▶ [ENTRIES]
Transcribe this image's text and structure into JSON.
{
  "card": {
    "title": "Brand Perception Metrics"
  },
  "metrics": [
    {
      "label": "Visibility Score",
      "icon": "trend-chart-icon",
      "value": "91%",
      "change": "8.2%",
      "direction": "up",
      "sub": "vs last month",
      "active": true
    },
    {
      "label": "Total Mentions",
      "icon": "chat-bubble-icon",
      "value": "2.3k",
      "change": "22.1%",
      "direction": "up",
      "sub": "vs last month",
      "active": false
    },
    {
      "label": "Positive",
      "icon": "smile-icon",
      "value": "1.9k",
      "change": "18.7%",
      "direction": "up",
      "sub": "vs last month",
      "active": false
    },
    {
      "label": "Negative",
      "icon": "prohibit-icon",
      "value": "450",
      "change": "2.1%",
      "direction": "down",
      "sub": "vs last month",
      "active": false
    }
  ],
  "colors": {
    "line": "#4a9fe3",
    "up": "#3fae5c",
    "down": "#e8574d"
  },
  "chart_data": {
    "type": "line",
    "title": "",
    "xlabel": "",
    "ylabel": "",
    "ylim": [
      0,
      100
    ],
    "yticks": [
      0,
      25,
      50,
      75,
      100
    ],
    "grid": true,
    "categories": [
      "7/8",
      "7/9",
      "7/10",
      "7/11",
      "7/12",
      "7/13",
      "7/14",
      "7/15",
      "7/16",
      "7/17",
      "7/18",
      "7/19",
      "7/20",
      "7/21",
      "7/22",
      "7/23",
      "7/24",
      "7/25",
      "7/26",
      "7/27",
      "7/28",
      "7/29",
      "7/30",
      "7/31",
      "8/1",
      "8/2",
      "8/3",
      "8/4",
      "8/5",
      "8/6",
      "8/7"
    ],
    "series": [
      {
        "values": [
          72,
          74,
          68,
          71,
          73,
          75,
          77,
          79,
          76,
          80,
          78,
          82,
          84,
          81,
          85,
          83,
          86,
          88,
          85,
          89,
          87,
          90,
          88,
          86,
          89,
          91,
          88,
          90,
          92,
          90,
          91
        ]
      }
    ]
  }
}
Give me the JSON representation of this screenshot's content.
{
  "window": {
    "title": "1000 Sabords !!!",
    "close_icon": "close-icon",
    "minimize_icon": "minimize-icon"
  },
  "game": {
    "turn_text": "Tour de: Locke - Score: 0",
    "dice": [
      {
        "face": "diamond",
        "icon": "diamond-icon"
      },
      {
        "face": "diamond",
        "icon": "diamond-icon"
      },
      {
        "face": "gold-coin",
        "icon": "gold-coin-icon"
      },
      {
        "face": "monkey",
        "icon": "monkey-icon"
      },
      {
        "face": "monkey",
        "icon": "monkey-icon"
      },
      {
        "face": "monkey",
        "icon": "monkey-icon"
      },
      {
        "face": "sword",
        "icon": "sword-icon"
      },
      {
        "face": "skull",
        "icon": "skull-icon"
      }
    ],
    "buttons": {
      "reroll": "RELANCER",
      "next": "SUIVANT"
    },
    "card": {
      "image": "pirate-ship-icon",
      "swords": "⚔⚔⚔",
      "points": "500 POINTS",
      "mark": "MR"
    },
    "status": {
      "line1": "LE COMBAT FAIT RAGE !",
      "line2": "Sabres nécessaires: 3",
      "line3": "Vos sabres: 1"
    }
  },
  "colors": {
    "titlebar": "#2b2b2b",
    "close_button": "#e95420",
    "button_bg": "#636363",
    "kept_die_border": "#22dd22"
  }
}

▶ [WRITTEN REQUEST] Check each line of the entries above for the word "JSON". List the ones that have it.

▶ [EXERCISE RESPONSE]
Transcribe this image's text and structure into JSON.
Give me the JSON representation of this screenshot's content.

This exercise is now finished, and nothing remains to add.